** Start AVAILABLE RECORDS **
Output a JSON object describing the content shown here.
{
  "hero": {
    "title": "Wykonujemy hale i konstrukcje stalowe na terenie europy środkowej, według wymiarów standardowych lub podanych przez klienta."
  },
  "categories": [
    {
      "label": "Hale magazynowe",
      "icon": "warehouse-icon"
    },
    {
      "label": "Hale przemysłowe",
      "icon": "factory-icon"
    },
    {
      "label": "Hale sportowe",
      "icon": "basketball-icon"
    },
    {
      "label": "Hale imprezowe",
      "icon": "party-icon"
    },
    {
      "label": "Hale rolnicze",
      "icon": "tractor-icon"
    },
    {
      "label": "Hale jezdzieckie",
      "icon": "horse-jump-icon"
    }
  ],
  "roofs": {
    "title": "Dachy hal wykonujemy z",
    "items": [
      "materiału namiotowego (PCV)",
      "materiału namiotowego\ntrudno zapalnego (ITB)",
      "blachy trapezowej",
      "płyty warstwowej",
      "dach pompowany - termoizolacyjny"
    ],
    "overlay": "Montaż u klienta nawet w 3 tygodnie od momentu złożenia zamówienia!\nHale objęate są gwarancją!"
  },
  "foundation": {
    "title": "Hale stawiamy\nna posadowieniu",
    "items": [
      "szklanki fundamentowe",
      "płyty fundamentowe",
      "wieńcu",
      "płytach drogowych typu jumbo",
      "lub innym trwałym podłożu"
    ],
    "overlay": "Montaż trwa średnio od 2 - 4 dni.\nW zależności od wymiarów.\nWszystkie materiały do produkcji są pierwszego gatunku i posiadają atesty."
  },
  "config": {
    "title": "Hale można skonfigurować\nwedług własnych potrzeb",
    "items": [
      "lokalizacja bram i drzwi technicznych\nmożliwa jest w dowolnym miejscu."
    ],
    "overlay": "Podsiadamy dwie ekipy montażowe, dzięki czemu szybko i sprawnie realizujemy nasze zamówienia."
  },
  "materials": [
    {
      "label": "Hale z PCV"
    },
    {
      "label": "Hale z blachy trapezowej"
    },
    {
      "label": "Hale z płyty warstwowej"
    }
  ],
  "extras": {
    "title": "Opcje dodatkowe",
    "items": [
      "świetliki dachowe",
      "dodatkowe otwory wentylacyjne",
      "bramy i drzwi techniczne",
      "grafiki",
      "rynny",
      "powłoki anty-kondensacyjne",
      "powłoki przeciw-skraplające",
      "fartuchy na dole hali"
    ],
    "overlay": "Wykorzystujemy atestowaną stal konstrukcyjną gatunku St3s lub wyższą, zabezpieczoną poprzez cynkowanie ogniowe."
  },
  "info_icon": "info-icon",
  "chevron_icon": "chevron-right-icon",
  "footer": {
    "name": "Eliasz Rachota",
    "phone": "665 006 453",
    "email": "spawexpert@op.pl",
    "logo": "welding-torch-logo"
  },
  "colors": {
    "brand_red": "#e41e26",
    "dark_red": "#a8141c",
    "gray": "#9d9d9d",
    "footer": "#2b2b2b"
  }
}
** End AVAILABLE RECORDS **
## WHAT YOU ARE ASKED TO DO
From the entries above, copy every line containing the word "namiotowego".

## EXERCISE SOLUTION
      "materiału namiotowego (PCV)",
      "materiału namiotowego\ntrudno zapalnego (ITB)",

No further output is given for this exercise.